**Given problem:** Make an exact copy of the entries below.
------ Provided information
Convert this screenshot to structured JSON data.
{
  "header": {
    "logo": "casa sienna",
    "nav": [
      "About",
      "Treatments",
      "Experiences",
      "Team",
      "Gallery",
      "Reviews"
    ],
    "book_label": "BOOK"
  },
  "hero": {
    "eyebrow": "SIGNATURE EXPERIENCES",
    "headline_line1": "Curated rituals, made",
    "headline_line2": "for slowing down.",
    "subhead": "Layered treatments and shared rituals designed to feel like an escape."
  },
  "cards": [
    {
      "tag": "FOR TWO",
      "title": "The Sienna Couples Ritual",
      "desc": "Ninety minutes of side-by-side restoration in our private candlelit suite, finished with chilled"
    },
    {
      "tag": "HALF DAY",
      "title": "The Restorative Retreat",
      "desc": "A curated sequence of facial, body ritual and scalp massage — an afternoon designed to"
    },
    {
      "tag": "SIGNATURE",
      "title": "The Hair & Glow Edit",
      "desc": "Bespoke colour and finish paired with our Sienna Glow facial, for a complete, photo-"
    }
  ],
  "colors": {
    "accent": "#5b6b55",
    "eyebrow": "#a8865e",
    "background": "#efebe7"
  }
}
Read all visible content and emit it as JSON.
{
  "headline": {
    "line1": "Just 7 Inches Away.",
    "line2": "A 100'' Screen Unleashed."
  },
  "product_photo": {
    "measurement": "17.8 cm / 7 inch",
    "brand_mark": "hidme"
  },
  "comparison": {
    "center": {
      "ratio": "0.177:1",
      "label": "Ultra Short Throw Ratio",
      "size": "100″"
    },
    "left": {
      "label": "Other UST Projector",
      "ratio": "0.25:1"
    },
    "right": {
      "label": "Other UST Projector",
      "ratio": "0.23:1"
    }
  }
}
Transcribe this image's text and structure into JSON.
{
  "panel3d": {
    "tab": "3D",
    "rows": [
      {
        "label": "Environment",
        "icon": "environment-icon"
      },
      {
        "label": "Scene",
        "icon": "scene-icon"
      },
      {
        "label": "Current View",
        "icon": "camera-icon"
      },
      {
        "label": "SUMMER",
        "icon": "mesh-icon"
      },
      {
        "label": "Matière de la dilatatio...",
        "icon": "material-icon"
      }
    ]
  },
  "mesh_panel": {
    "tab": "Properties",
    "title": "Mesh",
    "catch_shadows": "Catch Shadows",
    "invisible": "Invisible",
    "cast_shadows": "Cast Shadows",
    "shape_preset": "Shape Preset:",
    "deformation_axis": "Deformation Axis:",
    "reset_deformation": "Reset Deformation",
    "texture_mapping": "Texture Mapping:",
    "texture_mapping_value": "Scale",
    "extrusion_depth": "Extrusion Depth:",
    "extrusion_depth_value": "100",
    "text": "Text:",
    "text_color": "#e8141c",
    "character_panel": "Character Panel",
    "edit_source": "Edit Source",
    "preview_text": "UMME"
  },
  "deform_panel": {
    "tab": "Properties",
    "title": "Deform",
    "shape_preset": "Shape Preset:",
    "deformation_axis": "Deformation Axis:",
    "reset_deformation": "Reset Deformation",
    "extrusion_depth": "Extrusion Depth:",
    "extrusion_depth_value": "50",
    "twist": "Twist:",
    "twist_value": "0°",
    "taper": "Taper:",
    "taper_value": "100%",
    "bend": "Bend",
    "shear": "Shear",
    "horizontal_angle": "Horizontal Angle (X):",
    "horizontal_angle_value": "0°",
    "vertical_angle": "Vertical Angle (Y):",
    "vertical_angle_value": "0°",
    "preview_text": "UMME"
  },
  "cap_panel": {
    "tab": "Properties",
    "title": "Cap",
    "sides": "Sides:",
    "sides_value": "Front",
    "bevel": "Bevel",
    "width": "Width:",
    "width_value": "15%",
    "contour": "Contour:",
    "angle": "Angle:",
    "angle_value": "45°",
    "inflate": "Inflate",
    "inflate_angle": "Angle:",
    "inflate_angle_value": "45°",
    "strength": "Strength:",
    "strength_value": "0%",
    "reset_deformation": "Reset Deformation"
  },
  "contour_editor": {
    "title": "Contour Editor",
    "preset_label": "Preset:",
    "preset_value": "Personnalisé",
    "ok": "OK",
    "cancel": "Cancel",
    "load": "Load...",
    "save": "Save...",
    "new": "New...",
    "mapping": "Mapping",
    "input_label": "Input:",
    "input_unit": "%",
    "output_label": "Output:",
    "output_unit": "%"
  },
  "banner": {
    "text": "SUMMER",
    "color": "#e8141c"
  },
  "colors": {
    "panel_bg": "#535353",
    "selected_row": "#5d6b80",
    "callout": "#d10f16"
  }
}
------------
**Expected answer:**
Convert this screenshot to structured JSON data.
{
  "header": {
    "logo": "casa sienna",
    "nav": [
      "About",
      "Treatments",
      "Experiences",
      "Team",
      "Gallery",
      "Reviews"
    ],
    "book_label": "BOOK"
  },
  "hero": {
    "eyebrow": "SIGNATURE EXPERIENCES",
    "headline_line1": "Curated rituals, made",
    "headline_line2": "for slowing down.",
    "subhead": "Layered treatments and shared rituals designed to feel like an escape."
  },
  "cards": [
    {
      "tag": "FOR TWO",
      "title": "The Sienna Couples Ritual",
      "desc": "Ninety minutes of side-by-side restoration in our private candlelit suite, finished with chilled"
    },
    {
      "tag": "HALF DAY",
      "title": "The Restorative Retreat",
      "desc": "A curated sequence of facial, body ritual and scalp massage — an afternoon designed to"
    },
    {
      "tag": "SIGNATURE",
      "title": "The Hair & Glow Edit",
      "desc": "Bespoke colour and finish paired with our Sienna Glow facial, for a complete, photo-"
    }
  ],
  "colors": {
    "accent": "#5b6b55",
    "eyebrow": "#a8865e",
    "background": "#efebe7"
  }
}
Read all visible content and emit it as JSON.
{
  "headline": {
    "line1": "Just 7 Inches Away.",
    "line2": "A 100'' Screen Unleashed."
  },
  "product_photo": {
    "measurement": "17.8 cm / 7 inch",
    "brand_mark": "hidme"
  },
  "comparison": {
    "center": {
      "ratio": "0.177:1",
      "label": "Ultra Short Throw Ratio",
      "size": "100″"
    },
    "left": {
      "label": "Other UST Projector",
      "ratio": "0.25:1"
    },
    "right": {
      "label": "Other UST Projector",
      "ratio": "0.23:1"
    }
  }
}
Transcribe this image's text and structure into JSON.
{
  "panel3d": {
    "tab": "3D",
    "rows": [
      {
        "label": "Environment",
        "icon": "environment-icon"
      },
      {
        "label": "Scene",
        "icon": "scene-icon"
      },
      {
        "label": "Current View",
        "icon": "camera-icon"
      },
      {
        "label": "SUMMER",
        "icon": "mesh-icon"
      },
      {
        "label": "Matière de la dilatatio...",
        "icon": "material-icon"
      }
    ]
  },
  "mesh_panel": {
    "tab": "Properties",
    "title": "Mesh",
    "catch_shadows": "Catch Shadows",
    "invisible": "Invisible",
    "cast_shadows": "Cast Shadows",
    "shape_preset": "Shape Preset:",
    "deformation_axis": "Deformation Axis:",
    "reset_deformation": "Reset Deformation",
    "texture_mapping": "Texture Mapping:",
    "texture_mapping_value": "Scale",
    "extrusion_depth": "Extrusion Depth:",
    "extrusion_depth_value": "100",
    "text": "Text:",
    "text_color": "#e8141c",
    "character_panel": "Character Panel",
    "edit_source": "Edit Source",
    "preview_text": "UMME"
  },
  "deform_panel": {
    "tab": "Properties",
    "title": "Deform",
    "shape_preset": "Shape Preset:",
    "deformation_axis": "Deformation Axis:",
    "reset_deformation": "Reset Deformation",
    "extrusion_depth": "Extrusion Depth:",
    "extrusion_depth_value": "50",
    "twist": "Twist:",
    "twist_value": "0°",
    "taper": "Taper:",
    "taper_value": "100%",
    "bend": "Bend",
    "shear": "Shear",
    "horizontal_angle": "Horizontal Angle (X):",
    "horizontal_angle_value": "0°",
    "vertical_angle": "Vertical Angle (Y):",
    "vertical_angle_value": "0°",
    "preview_text": "UMME"
  },
  "cap_panel": {
    "tab": "Properties",
    "title": "Cap",
    "sides": "Sides:",
    "sides_value": "Front",
    "bevel": "Bevel",
    "width": "Width:",
    "width_value": "15%",
    "contour": "Contour:",
    "angle": "Angle:",
    "angle_value": "45°",
    "inflate": "Inflate",
    "inflate_angle": "Angle:",
    "inflate_angle_value": "45°",
    "strength": "Strength:",
    "strength_value": "0%",
    "reset_deformation": "Reset Deformation"
  },
  "contour_editor": {
    "title": "Contour Editor",
    "preset_label": "Preset:",
    "preset_value": "Personnalisé",
    "ok": "OK",
    "cancel": "Cancel",
    "load": "Load...",
    "save": "Save...",
    "new": "New...",
    "mapping": "Mapping",
    "input_label": "Input:",
    "input_unit": "%",
    "output_label": "Output:",
    "output_unit": "%"
  },
  "banner": {
    "text": "SUMMER",
    "color": "#e8141c"
  },
  "colors": {
    "panel_bg": "#535353",
    "selected_row": "#5d6b80",
    "callout": "#d10f16"
  }
}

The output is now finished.